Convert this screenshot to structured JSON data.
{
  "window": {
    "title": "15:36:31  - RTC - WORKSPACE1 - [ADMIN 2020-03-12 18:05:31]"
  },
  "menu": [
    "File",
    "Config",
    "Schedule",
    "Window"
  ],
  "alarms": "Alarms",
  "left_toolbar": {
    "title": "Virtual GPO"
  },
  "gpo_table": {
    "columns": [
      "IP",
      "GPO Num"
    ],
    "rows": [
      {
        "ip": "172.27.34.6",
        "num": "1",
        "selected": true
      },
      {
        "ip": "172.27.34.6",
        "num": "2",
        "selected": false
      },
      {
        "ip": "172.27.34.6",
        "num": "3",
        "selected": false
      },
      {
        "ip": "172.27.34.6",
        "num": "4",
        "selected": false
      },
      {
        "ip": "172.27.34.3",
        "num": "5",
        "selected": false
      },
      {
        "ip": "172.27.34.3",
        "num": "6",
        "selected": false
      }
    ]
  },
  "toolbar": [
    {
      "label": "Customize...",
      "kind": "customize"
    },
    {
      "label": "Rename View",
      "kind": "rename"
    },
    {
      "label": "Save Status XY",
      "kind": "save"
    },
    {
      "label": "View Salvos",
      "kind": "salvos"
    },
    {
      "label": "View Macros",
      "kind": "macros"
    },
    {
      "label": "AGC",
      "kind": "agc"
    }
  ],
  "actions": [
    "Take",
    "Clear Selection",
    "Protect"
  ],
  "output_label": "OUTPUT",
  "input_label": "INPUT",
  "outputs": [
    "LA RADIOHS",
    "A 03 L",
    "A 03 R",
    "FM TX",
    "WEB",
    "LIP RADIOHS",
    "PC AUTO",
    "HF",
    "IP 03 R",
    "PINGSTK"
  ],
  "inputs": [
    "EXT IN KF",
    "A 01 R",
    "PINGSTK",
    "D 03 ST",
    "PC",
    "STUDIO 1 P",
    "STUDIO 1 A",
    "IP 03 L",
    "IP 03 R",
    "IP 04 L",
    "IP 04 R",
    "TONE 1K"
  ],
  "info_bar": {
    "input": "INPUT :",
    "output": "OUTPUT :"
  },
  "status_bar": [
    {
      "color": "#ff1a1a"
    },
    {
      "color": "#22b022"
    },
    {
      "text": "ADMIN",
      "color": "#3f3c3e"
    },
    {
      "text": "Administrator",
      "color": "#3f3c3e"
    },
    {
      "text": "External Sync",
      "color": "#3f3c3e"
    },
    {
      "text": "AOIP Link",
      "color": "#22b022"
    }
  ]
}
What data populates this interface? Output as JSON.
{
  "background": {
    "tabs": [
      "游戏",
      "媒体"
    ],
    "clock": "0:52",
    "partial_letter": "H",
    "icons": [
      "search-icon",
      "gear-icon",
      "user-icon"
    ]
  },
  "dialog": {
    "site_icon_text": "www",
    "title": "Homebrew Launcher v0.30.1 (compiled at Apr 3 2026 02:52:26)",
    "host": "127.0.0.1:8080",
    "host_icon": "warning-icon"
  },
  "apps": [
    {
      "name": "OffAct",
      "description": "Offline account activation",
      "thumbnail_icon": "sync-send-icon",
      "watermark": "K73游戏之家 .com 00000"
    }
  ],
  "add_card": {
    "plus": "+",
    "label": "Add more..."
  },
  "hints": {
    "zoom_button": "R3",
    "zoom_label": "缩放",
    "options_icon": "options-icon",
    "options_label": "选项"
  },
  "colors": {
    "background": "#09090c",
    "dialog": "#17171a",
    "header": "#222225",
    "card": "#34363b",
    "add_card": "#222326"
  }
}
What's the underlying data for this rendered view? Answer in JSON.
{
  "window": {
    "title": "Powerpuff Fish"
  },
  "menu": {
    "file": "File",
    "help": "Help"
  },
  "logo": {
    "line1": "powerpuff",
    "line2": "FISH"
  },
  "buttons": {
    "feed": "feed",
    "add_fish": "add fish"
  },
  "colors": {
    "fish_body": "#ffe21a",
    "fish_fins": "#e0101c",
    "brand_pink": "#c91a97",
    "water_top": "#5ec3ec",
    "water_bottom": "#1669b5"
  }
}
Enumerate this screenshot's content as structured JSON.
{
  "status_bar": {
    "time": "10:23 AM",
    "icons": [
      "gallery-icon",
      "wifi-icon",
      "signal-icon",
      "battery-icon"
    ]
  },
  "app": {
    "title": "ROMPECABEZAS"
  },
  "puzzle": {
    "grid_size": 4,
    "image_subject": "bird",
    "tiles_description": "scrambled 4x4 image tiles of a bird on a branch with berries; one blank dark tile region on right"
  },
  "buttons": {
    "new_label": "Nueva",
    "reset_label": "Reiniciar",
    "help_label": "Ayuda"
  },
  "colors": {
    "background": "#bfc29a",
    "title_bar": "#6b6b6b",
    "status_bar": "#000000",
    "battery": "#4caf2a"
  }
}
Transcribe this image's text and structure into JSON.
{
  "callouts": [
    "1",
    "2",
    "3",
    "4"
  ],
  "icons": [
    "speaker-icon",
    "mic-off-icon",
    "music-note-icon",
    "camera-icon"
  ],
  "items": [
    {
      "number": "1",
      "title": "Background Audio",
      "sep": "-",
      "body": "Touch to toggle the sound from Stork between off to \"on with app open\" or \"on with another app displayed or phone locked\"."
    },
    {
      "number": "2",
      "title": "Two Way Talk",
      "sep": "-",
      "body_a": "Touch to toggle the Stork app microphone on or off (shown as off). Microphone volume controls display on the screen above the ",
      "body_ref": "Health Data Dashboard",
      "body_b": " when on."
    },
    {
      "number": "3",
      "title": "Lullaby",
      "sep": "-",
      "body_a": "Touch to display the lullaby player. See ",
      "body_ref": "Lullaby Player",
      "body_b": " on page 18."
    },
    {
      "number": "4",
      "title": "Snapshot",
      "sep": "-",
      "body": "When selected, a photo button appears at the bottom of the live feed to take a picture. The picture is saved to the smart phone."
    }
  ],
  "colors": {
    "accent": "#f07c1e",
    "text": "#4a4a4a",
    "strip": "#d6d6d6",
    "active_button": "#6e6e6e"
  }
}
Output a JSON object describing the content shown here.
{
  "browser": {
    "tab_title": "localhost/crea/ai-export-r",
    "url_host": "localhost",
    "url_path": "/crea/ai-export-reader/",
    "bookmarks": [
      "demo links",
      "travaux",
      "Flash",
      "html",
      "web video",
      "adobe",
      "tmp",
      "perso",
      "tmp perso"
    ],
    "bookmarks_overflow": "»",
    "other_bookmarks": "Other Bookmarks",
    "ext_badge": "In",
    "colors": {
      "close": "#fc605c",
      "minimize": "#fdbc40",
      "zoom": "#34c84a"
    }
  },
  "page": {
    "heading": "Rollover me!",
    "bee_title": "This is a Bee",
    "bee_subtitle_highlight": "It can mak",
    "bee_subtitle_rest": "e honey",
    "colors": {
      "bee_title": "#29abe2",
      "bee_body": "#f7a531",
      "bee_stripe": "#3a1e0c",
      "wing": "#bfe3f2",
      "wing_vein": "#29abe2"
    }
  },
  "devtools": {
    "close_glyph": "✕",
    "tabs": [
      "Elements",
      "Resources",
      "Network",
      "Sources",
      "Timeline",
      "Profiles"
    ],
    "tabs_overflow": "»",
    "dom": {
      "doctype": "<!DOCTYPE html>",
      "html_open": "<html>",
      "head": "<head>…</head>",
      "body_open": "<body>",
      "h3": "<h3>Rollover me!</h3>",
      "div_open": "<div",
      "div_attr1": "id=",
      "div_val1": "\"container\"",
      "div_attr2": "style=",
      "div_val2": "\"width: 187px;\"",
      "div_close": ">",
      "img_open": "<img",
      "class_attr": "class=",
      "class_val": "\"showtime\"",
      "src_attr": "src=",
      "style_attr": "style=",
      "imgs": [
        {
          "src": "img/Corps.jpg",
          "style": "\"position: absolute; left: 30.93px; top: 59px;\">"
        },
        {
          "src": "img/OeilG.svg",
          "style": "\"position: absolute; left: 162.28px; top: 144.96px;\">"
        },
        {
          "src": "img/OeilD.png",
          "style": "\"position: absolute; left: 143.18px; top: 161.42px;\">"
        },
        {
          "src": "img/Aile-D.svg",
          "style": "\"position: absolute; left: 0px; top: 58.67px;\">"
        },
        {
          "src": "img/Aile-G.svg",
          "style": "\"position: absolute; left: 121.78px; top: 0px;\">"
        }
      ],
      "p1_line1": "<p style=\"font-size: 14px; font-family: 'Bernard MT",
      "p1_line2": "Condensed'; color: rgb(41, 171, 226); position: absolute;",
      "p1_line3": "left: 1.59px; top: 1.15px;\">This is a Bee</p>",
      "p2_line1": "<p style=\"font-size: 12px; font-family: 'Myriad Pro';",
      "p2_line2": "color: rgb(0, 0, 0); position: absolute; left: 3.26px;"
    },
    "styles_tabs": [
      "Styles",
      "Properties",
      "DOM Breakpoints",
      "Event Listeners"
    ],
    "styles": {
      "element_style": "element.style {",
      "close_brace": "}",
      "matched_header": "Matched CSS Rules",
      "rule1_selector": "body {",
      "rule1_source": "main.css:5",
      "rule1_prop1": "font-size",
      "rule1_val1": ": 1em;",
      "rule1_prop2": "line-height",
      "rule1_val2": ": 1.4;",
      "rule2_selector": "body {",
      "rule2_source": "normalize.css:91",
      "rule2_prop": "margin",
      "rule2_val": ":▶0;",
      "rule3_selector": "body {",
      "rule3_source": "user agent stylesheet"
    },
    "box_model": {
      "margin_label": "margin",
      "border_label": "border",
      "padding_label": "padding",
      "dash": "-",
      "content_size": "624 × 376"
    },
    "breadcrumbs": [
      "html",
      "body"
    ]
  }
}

What to produce: Copy each line of the data above that holds "bird".

Written solution:
    "image_subject": "bird",
    "tiles_description": "scrambled 4x4 image tiles of a bird on a branch with berries; one blank dark tile region on right"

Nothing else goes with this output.